-- Exercise description --
Copy each line below that includes "title".

-- Supplied information --
- - - - -

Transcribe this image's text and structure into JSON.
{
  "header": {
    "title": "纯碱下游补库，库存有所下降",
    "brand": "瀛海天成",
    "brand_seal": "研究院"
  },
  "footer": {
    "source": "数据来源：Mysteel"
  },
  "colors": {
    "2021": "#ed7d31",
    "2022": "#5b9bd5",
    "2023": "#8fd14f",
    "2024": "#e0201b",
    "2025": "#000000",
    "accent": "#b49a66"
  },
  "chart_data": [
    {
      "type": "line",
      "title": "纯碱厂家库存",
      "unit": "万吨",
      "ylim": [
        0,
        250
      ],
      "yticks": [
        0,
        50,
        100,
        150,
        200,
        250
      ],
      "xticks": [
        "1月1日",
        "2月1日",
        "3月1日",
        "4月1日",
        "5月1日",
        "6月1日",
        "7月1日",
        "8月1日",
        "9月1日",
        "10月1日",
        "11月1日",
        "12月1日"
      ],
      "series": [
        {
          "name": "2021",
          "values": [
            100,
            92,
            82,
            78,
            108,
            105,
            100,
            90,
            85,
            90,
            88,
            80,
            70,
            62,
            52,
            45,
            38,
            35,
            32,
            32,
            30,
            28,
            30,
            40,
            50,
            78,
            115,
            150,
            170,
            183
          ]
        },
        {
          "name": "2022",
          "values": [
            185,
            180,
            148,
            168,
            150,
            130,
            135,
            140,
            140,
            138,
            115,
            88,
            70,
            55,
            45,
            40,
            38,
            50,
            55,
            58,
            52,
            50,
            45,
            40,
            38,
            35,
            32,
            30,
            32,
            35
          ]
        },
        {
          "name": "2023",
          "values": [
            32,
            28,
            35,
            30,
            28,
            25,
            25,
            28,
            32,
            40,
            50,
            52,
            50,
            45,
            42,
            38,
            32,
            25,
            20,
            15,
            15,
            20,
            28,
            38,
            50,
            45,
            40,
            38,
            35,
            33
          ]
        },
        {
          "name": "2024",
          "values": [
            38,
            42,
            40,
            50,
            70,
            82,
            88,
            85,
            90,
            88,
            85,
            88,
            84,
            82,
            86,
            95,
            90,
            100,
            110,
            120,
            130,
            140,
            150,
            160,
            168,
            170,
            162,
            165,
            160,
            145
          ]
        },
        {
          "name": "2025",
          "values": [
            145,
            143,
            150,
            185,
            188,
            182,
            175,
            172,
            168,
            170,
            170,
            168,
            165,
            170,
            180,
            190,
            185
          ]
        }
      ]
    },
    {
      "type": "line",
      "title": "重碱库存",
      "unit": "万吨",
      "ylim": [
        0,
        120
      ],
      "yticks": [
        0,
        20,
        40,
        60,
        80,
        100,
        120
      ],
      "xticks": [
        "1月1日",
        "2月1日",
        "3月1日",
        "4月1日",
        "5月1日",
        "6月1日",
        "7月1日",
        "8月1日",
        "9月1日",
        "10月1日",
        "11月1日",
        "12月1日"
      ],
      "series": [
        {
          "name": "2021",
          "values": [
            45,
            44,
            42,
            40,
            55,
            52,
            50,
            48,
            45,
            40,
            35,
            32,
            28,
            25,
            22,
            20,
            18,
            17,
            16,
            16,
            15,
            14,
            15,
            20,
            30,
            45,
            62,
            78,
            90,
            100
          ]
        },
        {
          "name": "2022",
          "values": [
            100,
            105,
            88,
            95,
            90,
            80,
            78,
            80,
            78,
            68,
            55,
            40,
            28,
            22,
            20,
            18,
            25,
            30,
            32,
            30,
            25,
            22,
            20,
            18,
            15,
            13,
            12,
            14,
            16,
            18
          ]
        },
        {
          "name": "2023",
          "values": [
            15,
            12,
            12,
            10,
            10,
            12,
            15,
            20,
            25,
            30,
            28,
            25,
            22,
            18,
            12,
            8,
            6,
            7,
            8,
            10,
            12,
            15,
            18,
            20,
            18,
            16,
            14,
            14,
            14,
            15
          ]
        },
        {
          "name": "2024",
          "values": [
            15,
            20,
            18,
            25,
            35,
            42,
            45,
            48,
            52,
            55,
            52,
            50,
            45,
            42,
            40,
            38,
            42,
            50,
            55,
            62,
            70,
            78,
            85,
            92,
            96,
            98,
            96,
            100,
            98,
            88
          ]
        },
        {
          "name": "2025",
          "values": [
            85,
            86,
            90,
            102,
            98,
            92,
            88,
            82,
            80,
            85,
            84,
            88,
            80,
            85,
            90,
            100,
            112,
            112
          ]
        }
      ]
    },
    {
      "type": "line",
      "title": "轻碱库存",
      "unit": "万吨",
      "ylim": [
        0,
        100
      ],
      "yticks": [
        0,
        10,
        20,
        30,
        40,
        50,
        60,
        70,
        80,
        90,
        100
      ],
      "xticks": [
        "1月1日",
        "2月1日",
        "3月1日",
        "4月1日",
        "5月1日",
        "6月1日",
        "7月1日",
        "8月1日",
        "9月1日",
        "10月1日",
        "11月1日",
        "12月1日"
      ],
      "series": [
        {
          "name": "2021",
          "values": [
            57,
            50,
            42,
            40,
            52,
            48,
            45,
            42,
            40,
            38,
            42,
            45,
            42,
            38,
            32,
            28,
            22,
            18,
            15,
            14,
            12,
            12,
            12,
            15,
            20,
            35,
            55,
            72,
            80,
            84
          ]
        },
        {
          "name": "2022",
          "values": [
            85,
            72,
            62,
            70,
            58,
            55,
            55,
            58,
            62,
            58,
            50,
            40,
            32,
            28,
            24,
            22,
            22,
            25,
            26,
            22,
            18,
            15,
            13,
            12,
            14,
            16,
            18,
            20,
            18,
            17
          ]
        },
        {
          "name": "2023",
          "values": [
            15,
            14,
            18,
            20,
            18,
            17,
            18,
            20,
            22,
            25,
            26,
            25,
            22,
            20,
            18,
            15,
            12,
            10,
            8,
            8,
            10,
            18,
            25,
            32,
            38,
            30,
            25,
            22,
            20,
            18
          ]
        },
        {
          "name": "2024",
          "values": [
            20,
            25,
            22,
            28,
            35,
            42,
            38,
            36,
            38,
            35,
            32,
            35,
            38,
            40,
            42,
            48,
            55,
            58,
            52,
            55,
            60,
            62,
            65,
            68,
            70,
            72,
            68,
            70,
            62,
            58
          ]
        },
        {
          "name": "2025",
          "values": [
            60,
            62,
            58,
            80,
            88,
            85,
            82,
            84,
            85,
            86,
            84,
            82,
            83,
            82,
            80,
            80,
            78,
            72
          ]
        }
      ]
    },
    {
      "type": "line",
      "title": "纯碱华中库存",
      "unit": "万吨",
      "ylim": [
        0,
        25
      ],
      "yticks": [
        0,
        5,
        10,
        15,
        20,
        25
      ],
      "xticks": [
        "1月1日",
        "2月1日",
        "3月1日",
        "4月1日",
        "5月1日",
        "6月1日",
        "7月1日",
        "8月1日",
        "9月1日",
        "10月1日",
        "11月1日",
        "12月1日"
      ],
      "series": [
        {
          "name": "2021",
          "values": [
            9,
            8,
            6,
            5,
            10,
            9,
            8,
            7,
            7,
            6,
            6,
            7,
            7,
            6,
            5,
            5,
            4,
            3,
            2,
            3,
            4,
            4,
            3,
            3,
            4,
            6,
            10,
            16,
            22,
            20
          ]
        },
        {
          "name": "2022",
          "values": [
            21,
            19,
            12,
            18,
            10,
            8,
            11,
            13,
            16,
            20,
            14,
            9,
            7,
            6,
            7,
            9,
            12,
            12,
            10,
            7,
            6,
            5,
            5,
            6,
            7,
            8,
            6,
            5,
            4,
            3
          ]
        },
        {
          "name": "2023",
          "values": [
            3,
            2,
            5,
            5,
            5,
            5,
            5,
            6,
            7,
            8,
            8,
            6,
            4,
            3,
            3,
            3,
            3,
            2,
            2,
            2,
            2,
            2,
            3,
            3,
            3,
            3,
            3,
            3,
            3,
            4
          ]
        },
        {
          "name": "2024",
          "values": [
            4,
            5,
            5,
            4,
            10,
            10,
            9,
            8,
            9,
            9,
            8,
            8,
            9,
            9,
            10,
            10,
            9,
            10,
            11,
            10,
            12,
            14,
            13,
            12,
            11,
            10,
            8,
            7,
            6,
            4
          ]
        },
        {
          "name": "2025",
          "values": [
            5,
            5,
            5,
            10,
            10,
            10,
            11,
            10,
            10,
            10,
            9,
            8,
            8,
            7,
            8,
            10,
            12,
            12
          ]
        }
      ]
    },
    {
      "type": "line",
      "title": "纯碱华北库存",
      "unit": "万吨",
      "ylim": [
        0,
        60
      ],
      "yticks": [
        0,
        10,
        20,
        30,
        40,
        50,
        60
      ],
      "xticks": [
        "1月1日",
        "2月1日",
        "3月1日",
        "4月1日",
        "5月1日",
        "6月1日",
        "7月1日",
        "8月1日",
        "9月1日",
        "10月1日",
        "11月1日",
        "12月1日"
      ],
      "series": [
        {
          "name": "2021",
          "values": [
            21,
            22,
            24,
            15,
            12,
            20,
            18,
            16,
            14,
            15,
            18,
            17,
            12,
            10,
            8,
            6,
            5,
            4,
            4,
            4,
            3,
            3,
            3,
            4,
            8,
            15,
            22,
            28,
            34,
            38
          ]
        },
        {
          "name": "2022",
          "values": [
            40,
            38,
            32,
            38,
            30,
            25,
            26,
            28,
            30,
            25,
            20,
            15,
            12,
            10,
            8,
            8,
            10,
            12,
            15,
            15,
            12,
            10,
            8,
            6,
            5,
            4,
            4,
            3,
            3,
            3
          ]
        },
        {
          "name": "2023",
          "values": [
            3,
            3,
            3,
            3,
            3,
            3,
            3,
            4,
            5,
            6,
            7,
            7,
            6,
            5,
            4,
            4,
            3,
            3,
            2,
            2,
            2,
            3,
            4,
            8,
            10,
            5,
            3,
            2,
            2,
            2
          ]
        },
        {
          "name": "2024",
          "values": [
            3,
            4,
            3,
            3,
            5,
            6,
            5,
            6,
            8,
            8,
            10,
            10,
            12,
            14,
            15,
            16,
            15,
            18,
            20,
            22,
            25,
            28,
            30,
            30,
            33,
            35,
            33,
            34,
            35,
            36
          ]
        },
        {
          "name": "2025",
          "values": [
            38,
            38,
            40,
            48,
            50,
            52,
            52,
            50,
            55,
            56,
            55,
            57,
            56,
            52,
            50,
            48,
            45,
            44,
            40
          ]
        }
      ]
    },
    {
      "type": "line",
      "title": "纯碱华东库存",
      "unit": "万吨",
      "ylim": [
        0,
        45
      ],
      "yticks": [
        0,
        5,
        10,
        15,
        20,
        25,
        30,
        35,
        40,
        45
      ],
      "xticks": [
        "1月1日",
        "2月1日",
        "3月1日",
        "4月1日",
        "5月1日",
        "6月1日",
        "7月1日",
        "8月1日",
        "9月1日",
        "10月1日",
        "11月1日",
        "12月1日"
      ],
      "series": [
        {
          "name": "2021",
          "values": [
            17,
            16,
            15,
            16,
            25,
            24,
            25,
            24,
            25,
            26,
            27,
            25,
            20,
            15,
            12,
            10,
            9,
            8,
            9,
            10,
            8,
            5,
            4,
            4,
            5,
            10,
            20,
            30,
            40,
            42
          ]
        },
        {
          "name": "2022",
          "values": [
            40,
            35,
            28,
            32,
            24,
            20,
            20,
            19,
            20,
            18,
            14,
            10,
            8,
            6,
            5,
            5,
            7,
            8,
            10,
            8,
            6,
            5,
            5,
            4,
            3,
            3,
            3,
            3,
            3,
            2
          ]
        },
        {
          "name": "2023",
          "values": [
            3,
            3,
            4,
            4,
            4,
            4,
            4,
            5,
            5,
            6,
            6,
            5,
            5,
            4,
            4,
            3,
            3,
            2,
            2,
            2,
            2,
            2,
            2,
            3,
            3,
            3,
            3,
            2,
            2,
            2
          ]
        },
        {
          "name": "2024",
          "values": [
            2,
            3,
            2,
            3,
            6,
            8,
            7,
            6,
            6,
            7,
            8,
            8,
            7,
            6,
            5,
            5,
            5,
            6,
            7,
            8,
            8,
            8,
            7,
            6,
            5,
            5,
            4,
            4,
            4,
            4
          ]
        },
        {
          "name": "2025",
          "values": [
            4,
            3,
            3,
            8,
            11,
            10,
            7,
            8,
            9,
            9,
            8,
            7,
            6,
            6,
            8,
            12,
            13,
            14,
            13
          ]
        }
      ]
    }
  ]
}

- - - - -

-- Exercise solution --
    "title": "纯碱下游补库，库存有所下降",
      "title": "纯碱厂家库存",
      "title": "重碱库存",
      "title": "轻碱库存",
      "title": "纯碱华中库存",
      "title": "纯碱华北库存",
      "title": "纯碱华东库存",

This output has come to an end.